__Description of the task__.
Pictures stay out of the copy; set down each line of the listing below exactly.

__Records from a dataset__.
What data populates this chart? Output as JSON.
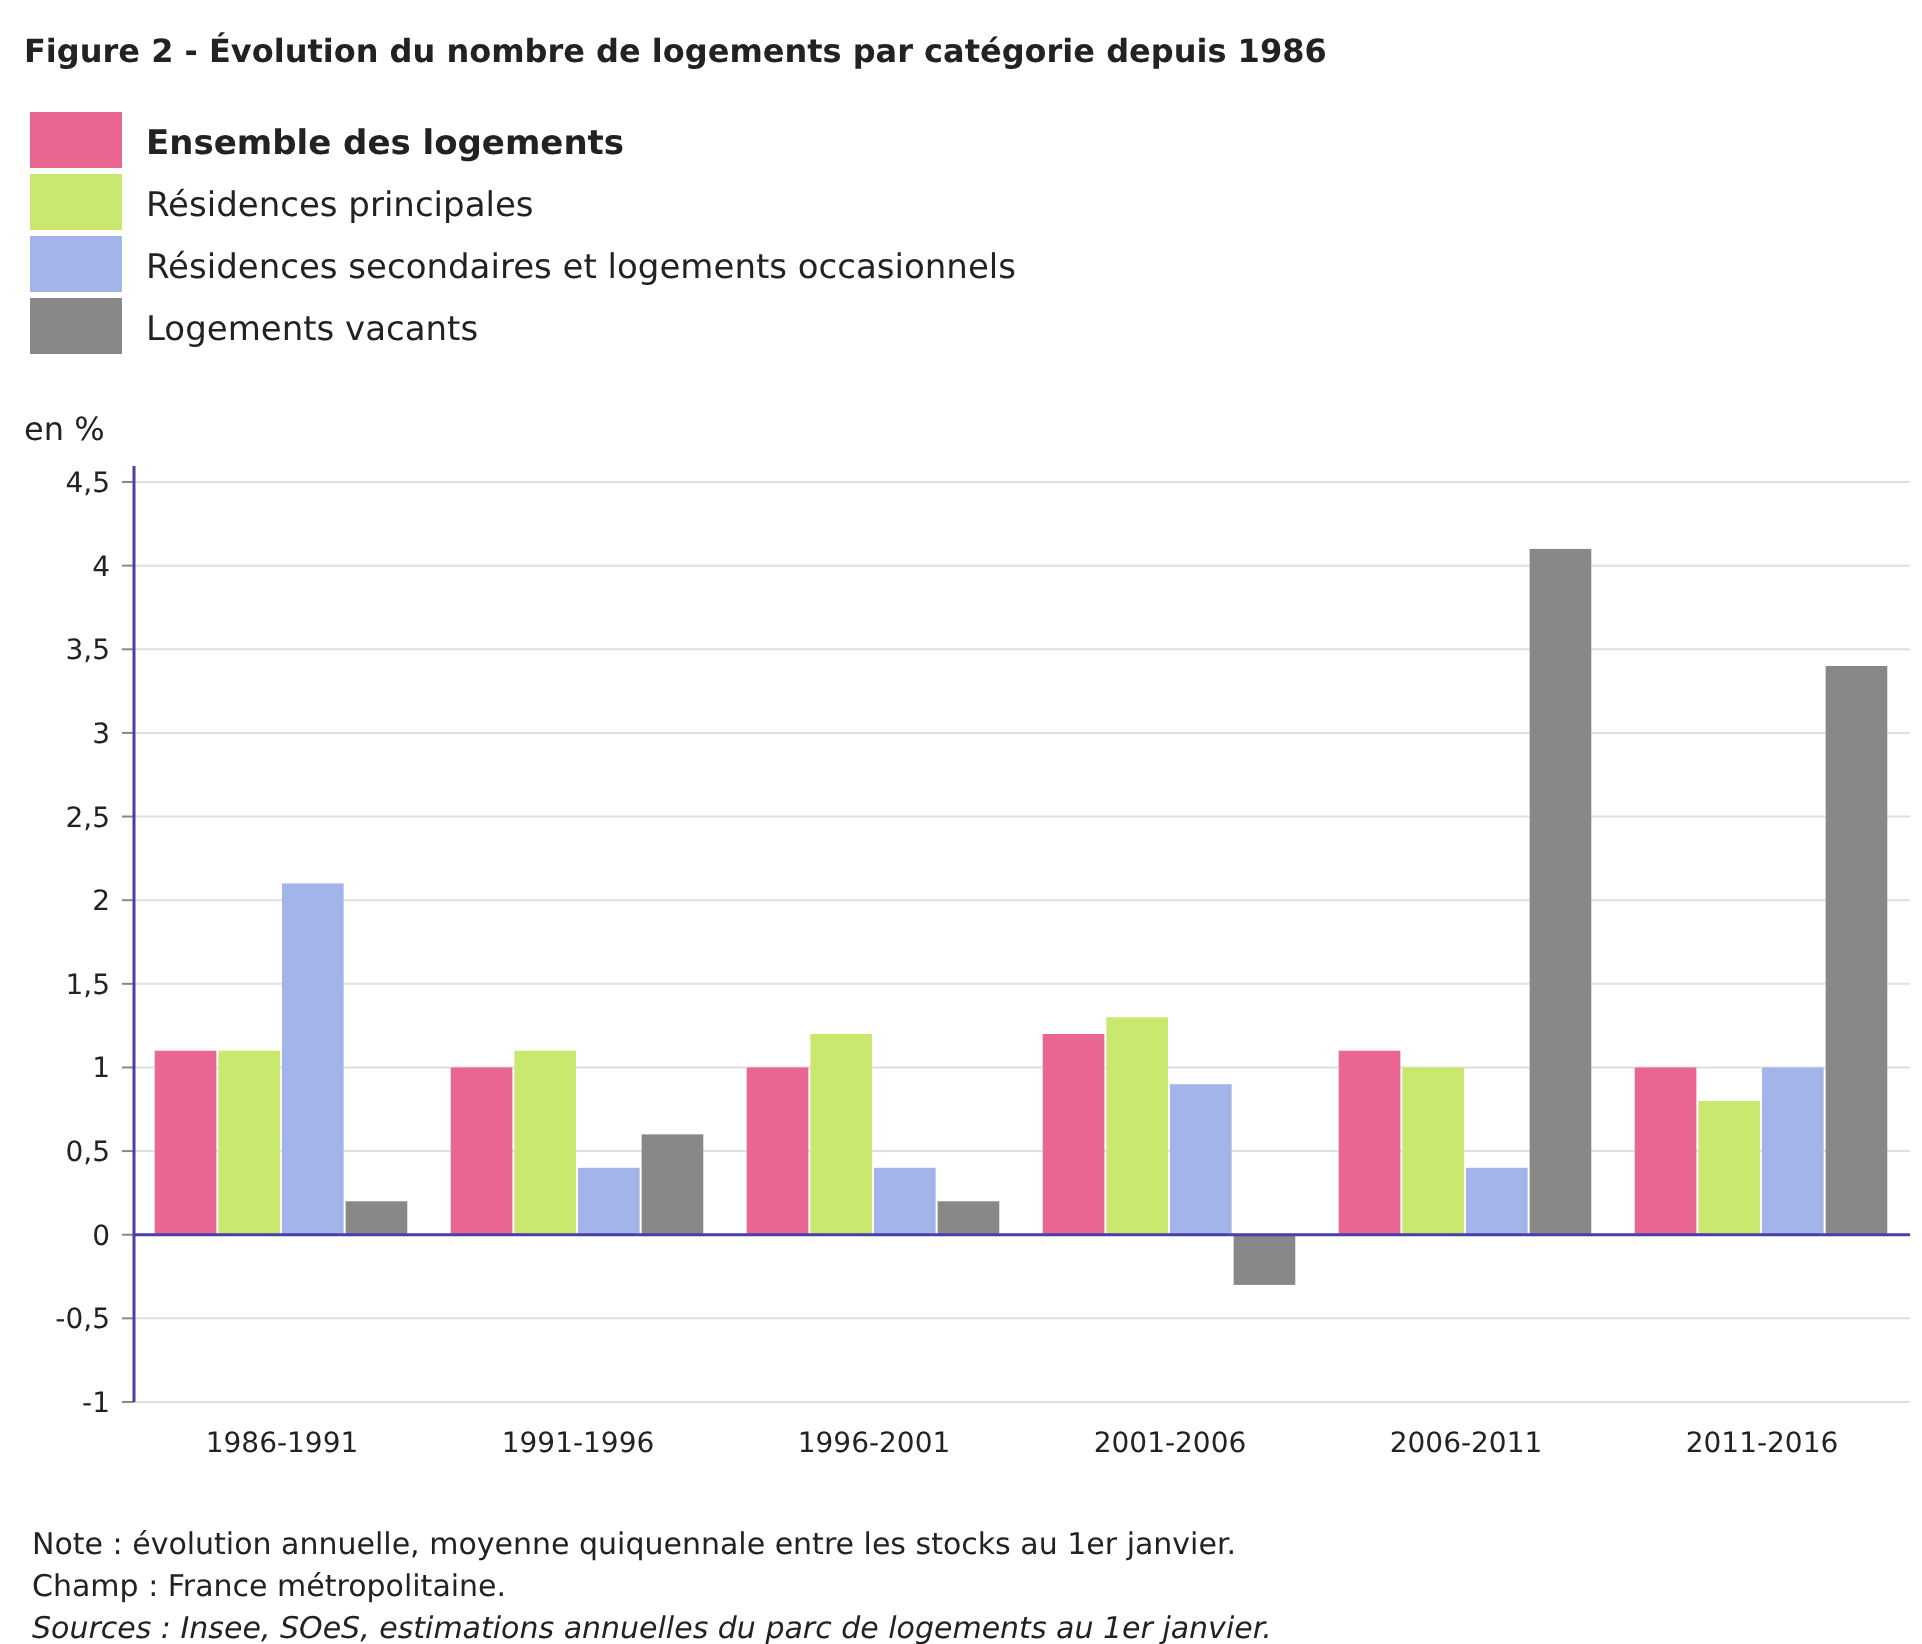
{
  "chart_data": {
    "type": "bar",
    "title": "Figure 2 - Évolution du nombre de logements par catégorie depuis 1986",
    "ylabel": "en %",
    "categories": [
      "1986-1991",
      "1991-1996",
      "1996-2001",
      "2001-2006",
      "2006-2011",
      "2011-2016"
    ],
    "series": [
      {
        "name": "Ensemble des logements",
        "color": "#e8668f",
        "values": [
          1.1,
          1.0,
          1.0,
          1.2,
          1.1,
          1.0
        ]
      },
      {
        "name": "Résidences principales",
        "color": "#c8e86e",
        "values": [
          1.1,
          1.1,
          1.2,
          1.3,
          1.0,
          0.8
        ]
      },
      {
        "name": "Résidences secondaires et logements occasionnels",
        "color": "#a3b5e8",
        "values": [
          2.1,
          0.4,
          0.4,
          0.9,
          0.4,
          1.0
        ]
      },
      {
        "name": "Logements vacants",
        "color": "#888888",
        "values": [
          0.2,
          0.6,
          0.2,
          -0.3,
          4.1,
          3.4
        ]
      }
    ],
    "ylim": [
      -1,
      4.5
    ],
    "yticks": [
      {
        "value": -1,
        "label": "-1"
      },
      {
        "value": -0.5,
        "label": "-0,5"
      },
      {
        "value": 0,
        "label": "0"
      },
      {
        "value": 0.5,
        "label": "0,5"
      },
      {
        "value": 1,
        "label": "1"
      },
      {
        "value": 1.5,
        "label": "1,5"
      },
      {
        "value": 2,
        "label": "2"
      },
      {
        "value": 2.5,
        "label": "2,5"
      },
      {
        "value": 3,
        "label": "3"
      },
      {
        "value": 3.5,
        "label": "3,5"
      },
      {
        "value": 4,
        "label": "4"
      },
      {
        "value": 4.5,
        "label": "4,5"
      }
    ],
    "grid": "y",
    "legend": "top",
    "ref_lines": [
      {
        "axis": "y",
        "value": 0,
        "color": "#4a3fa8"
      }
    ],
    "annotations": [
      "Note : évolution annuelle, moyenne quiquennale entre les stocks au 1er janvier.",
      "Champ : France métropolitaine.",
      "Sources : Insee, SOeS, estimations annuelles du parc de logements au 1er janvier."
    ]
  }
}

__Output for this task__.
What data populates this chart? Output as JSON.
{
  "chart_data": {
    "type": "bar",
    "title": "Figure 2 - Évolution du nombre de logements par catégorie depuis 1986",
    "ylabel": "en %",
    "categories": [
      "1986-1991",
      "1991-1996",
      "1996-2001",
      "2001-2006",
      "2006-2011",
      "2011-2016"
    ],
    "series": [
      {
        "name": "Ensemble des logements",
        "color": "#e8668f",
        "values": [
          1.1,
          1.0,
          1.0,
          1.2,
          1.1,
          1.0
        ]
      },
      {
        "name": "Résidences principales",
        "color": "#c8e86e",
        "values": [
          1.1,
          1.1,
          1.2,
          1.3,
          1.0,
          0.8
        ]
      },
      {
        "name": "Résidences secondaires et logements occasionnels",
        "color": "#a3b5e8",
        "values": [
          2.1,
          0.4,
          0.4,
          0.9,
          0.4,
          1.0
        ]
      },
      {
        "name": "Logements vacants",
        "color": "#888888",
        "values": [
          0.2,
          0.6,
          0.2,
          -0.3,
          4.1,
          3.4
        ]
      }
    ],
    "ylim": [
      -1,
      4.5
    ],
    "yticks": [
      {
        "value": -1,
        "label": "-1"
      },
      {
        "value": -0.5,
        "label": "-0,5"
      },
      {
        "value": 0,
        "label": "0"
      },
      {
        "value": 0.5,
        "label": "0,5"
      },
      {
        "value": 1,
        "label": "1"
      },
      {
        "value": 1.5,
        "label": "1,5"
      },
      {
        "value": 2,
        "label": "2"
      },
      {
        "value": 2.5,
        "label": "2,5"
      },
      {
        "value": 3,
        "label": "3"
      },
      {
        "value": 3.5,
        "label": "3,5"
      },
      {
        "value": 4,
        "label": "4"
      },
      {
        "value": 4.5,
        "label": "4,5"
      }
    ],
    "grid": "y",
    "legend": "top",
    "ref_lines": [
      {
        "axis": "y",
        "value": 0,
        "color": "#4a3fa8"
      }
    ],
    "annotations": [
      "Note : évolution annuelle, moyenne quiquennale entre les stocks au 1er janvier.",
      "Champ : France métropolitaine.",
      "Sources : Insee, SOeS, estimations annuelles du parc de logements au 1er janvier."
    ]
  }
}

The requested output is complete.